__Required task__
Output the material below in full, exactly as it is.

****

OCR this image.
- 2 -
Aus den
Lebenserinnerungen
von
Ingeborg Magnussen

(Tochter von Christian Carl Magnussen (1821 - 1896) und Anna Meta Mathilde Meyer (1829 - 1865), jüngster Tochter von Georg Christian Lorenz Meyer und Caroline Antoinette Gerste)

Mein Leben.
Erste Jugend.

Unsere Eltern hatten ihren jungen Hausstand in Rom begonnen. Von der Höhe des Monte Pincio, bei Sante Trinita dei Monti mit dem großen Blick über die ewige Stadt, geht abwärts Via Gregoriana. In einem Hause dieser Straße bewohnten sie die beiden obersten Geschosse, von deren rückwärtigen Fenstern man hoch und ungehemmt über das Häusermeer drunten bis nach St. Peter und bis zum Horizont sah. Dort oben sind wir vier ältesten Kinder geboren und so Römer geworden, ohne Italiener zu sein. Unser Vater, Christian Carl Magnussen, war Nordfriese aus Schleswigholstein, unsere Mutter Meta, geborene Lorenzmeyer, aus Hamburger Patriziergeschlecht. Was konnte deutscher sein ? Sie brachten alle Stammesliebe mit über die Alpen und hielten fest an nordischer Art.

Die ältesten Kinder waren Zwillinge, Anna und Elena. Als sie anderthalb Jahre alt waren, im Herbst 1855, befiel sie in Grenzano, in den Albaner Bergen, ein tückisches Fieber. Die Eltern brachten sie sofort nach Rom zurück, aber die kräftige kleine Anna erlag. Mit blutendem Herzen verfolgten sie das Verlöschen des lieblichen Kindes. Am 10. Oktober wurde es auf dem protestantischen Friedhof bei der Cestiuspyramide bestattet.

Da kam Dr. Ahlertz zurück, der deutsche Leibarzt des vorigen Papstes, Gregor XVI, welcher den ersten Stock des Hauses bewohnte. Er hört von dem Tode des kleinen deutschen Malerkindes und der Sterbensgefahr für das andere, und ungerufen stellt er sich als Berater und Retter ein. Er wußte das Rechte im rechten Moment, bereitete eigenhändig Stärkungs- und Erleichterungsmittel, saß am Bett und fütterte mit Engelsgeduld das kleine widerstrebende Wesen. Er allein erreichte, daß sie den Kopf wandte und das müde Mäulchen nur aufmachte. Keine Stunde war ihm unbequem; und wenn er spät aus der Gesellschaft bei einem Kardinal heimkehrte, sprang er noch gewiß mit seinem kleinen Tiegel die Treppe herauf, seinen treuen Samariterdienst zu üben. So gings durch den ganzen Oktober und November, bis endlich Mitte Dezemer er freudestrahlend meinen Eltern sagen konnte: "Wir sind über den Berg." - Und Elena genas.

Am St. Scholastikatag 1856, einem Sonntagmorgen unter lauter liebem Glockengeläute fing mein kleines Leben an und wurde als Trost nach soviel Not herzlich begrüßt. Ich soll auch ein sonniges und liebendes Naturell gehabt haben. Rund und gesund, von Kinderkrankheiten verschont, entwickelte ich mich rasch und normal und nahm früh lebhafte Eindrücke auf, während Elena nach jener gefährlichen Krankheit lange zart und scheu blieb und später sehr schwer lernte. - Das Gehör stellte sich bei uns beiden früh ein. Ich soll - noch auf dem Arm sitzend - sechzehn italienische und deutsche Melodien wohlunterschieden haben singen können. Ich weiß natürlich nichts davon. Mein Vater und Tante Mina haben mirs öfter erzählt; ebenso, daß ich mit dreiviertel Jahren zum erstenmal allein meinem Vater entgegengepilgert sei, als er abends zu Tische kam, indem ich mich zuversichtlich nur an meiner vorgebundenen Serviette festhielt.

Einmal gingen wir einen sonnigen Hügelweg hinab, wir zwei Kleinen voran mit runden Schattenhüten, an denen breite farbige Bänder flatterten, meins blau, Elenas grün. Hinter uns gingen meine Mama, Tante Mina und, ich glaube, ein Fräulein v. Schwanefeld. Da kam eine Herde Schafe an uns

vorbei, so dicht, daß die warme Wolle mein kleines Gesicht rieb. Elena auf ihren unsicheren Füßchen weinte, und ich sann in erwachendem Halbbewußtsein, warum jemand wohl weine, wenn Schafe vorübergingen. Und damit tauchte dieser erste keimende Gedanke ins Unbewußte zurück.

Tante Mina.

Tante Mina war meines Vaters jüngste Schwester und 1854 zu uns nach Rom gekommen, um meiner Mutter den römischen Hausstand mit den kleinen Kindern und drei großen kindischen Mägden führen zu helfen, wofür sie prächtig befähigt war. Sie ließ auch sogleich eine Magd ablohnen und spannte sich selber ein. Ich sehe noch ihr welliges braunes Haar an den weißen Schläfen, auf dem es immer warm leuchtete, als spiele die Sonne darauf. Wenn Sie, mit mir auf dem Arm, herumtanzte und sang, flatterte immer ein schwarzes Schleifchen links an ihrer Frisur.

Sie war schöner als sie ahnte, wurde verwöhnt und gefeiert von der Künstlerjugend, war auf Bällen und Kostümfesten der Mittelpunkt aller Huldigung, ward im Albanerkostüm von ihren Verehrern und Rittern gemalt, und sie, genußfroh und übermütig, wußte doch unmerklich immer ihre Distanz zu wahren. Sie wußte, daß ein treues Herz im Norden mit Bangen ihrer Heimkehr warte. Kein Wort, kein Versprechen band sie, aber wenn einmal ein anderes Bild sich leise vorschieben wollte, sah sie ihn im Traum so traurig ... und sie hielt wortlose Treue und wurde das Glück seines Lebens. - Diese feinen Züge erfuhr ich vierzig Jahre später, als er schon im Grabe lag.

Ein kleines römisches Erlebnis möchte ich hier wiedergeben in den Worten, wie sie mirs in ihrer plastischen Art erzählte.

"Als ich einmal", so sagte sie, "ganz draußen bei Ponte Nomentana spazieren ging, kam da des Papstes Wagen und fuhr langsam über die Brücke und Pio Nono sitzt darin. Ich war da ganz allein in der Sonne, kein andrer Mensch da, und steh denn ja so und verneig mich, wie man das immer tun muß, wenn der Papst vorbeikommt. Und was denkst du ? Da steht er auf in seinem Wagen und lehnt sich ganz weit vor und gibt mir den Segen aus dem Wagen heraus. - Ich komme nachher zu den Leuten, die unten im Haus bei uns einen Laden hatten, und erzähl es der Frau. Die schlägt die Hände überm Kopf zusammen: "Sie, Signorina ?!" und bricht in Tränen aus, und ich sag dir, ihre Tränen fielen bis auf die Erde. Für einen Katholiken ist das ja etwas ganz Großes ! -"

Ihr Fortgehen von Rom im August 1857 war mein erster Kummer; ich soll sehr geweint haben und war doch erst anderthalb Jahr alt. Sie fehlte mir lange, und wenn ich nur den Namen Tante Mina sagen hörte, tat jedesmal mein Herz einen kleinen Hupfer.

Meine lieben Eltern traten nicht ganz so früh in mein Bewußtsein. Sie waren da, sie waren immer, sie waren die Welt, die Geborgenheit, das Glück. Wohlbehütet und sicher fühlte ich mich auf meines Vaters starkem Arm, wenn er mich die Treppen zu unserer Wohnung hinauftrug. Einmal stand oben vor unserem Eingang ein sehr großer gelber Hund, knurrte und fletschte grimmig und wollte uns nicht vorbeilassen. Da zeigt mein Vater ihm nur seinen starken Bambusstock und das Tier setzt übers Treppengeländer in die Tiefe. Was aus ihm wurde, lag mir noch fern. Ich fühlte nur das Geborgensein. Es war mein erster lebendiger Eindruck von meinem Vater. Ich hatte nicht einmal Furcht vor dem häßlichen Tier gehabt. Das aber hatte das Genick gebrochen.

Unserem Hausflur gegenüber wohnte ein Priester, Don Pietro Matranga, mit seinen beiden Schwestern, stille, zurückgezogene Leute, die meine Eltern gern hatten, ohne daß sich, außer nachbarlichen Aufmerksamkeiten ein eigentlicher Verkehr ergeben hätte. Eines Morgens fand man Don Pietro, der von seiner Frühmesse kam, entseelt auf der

****

__Reply__
OCR this image.
- 2 -
Aus den
Lebenserinnerungen
von
Ingeborg Magnussen

(Tochter von Christian Carl Magnussen (1821 - 1896) und Anna Meta Mathilde Meyer (1829 - 1865), jüngster Tochter von Georg Christian Lorenz Meyer und Caroline Antoinette Gerste)

Mein Leben.
Erste Jugend.

Unsere Eltern hatten ihren jungen Hausstand in Rom begonnen. Von der Höhe des Monte Pincio, bei Sante Trinita dei Monti mit dem großen Blick über die ewige Stadt, geht abwärts Via Gregoriana. In einem Hause dieser Straße bewohnten sie die beiden obersten Geschosse, von deren rückwärtigen Fenstern man hoch und ungehemmt über das Häusermeer drunten bis nach St. Peter und bis zum Horizont sah. Dort oben sind wir vier ältesten Kinder geboren und so Römer geworden, ohne Italiener zu sein. Unser Vater, Christian Carl Magnussen, war Nordfriese aus Schleswigholstein, unsere Mutter Meta, geborene Lorenzmeyer, aus Hamburger Patriziergeschlecht. Was konnte deutscher sein ? Sie brachten alle Stammesliebe mit über die Alpen und hielten fest an nordischer Art.

Die ältesten Kinder waren Zwillinge, Anna und Elena. Als sie anderthalb Jahre alt waren, im Herbst 1855, befiel sie in Grenzano, in den Albaner Bergen, ein tückisches Fieber. Die Eltern brachten sie sofort nach Rom zurück, aber die kräftige kleine Anna erlag. Mit blutendem Herzen verfolgten sie das Verlöschen des lieblichen Kindes. Am 10. Oktober wurde es auf dem protestantischen Friedhof bei der Cestiuspyramide bestattet.

Da kam Dr. Ahlertz zurück, der deutsche Leibarzt des vorigen Papstes, Gregor XVI, welcher den ersten Stock des Hauses bewohnte. Er hört von dem Tode des kleinen deutschen Malerkindes und der Sterbensgefahr für das andere, und ungerufen stellt er sich als Berater und Retter ein. Er wußte das Rechte im rechten Moment, bereitete eigenhändig Stärkungs- und Erleichterungsmittel, saß am Bett und fütterte mit Engelsgeduld das kleine widerstrebende Wesen. Er allein erreichte, daß sie den Kopf wandte und das müde Mäulchen nur aufmachte. Keine Stunde war ihm unbequem; und wenn er spät aus der Gesellschaft bei einem Kardinal heimkehrte, sprang er noch gewiß mit seinem kleinen Tiegel die Treppe herauf, seinen treuen Samariterdienst zu üben. So gings durch den ganzen Oktober und November, bis endlich Mitte Dezemer er freudestrahlend meinen Eltern sagen konnte: "Wir sind über den Berg." - Und Elena genas.

Am St. Scholastikatag 1856, einem Sonntagmorgen unter lauter liebem Glockengeläute fing mein kleines Leben an und wurde als Trost nach soviel Not herzlich begrüßt. Ich soll auch ein sonniges und liebendes Naturell gehabt haben. Rund und gesund, von Kinderkrankheiten verschont, entwickelte ich mich rasch und normal und nahm früh lebhafte Eindrücke auf, während Elena nach jener gefährlichen Krankheit lange zart und scheu blieb und später sehr schwer lernte. - Das Gehör stellte sich bei uns beiden früh ein. Ich soll - noch auf dem Arm sitzend - sechzehn italienische und deutsche Melodien wohlunterschieden haben singen können. Ich weiß natürlich nichts davon. Mein Vater und Tante Mina haben mirs öfter erzählt; ebenso, daß ich mit dreiviertel Jahren zum erstenmal allein meinem Vater entgegengepilgert sei, als er abends zu Tische kam, indem ich mich zuversichtlich nur an meiner vorgebundenen Serviette festhielt.

Einmal gingen wir einen sonnigen Hügelweg hinab, wir zwei Kleinen voran mit runden Schattenhüten, an denen breite farbige Bänder flatterten, meins blau, Elenas grün. Hinter uns gingen meine Mama, Tante Mina und, ich glaube, ein Fräulein v. Schwanefeld. Da kam eine Herde Schafe an uns

vorbei, so dicht, daß die warme Wolle mein kleines Gesicht rieb. Elena auf ihren unsicheren Füßchen weinte, und ich sann in erwachendem Halbbewußtsein, warum jemand wohl weine, wenn Schafe vorübergingen. Und damit tauchte dieser erste keimende Gedanke ins Unbewußte zurück.

Tante Mina.

Tante Mina war meines Vaters jüngste Schwester und 1854 zu uns nach Rom gekommen, um meiner Mutter den römischen Hausstand mit den kleinen Kindern und drei großen kindischen Mägden führen zu helfen, wofür sie prächtig befähigt war. Sie ließ auch sogleich eine Magd ablohnen und spannte sich selber ein. Ich sehe noch ihr welliges braunes Haar an den weißen Schläfen, auf dem es immer warm leuchtete, als spiele die Sonne darauf. Wenn Sie, mit mir auf dem Arm, herumtanzte und sang, flatterte immer ein schwarzes Schleifchen links an ihrer Frisur.

Sie war schöner als sie ahnte, wurde verwöhnt und gefeiert von der Künstlerjugend, war auf Bällen und Kostümfesten der Mittelpunkt aller Huldigung, ward im Albanerkostüm von ihren Verehrern und Rittern gemalt, und sie, genußfroh und übermütig, wußte doch unmerklich immer ihre Distanz zu wahren. Sie wußte, daß ein treues Herz im Norden mit Bangen ihrer Heimkehr warte. Kein Wort, kein Versprechen band sie, aber wenn einmal ein anderes Bild sich leise vorschieben wollte, sah sie ihn im Traum so traurig ... und sie hielt wortlose Treue und wurde das Glück seines Lebens. - Diese feinen Züge erfuhr ich vierzig Jahre später, als er schon im Grabe lag.

Ein kleines römisches Erlebnis möchte ich hier wiedergeben in den Worten, wie sie mirs in ihrer plastischen Art erzählte.

"Als ich einmal", so sagte sie, "ganz draußen bei Ponte Nomentana spazieren ging, kam da des Papstes Wagen und fuhr langsam über die Brücke und Pio Nono sitzt darin. Ich war da ganz allein in der Sonne, kein andrer Mensch da, und steh denn ja so und verneig mich, wie man das immer tun muß, wenn der Papst vorbeikommt. Und was denkst du ? Da steht er auf in seinem Wagen und lehnt sich ganz weit vor und gibt mir den Segen aus dem Wagen heraus. - Ich komme nachher zu den Leuten, die unten im Haus bei uns einen Laden hatten, und erzähl es der Frau. Die schlägt die Hände überm Kopf zusammen: "Sie, Signorina ?!" und bricht in Tränen aus, und ich sag dir, ihre Tränen fielen bis auf die Erde. Für einen Katholiken ist das ja etwas ganz Großes ! -"

Ihr Fortgehen von Rom im August 1857 war mein erster Kummer; ich soll sehr geweint haben und war doch erst anderthalb Jahr alt. Sie fehlte mir lange, und wenn ich nur den Namen Tante Mina sagen hörte, tat jedesmal mein Herz einen kleinen Hupfer.

Meine lieben Eltern traten nicht ganz so früh in mein Bewußtsein. Sie waren da, sie waren immer, sie waren die Welt, die Geborgenheit, das Glück. Wohlbehütet und sicher fühlte ich mich auf meines Vaters starkem Arm, wenn er mich die Treppen zu unserer Wohnung hinauftrug. Einmal stand oben vor unserem Eingang ein sehr großer gelber Hund, knurrte und fletschte grimmig und wollte uns nicht vorbeilassen. Da zeigt mein Vater ihm nur seinen starken Bambusstock und das Tier setzt übers Treppengeländer in die Tiefe. Was aus ihm wurde, lag mir noch fern. Ich fühlte nur das Geborgensein. Es war mein erster lebendiger Eindruck von meinem Vater. Ich hatte nicht einmal Furcht vor dem häßlichen Tier gehabt. Das aber hatte das Genick gebrochen.

Unserem Hausflur gegenüber wohnte ein Priester, Don Pietro Matranga, mit seinen beiden Schwestern, stille, zurückgezogene Leute, die meine Eltern gern hatten, ohne daß sich, außer nachbarlichen Aufmerksamkeiten ein eigentlicher Verkehr ergeben hätte. Eines Morgens fand man Don Pietro, der von seiner Frühmesse kam, entseelt auf der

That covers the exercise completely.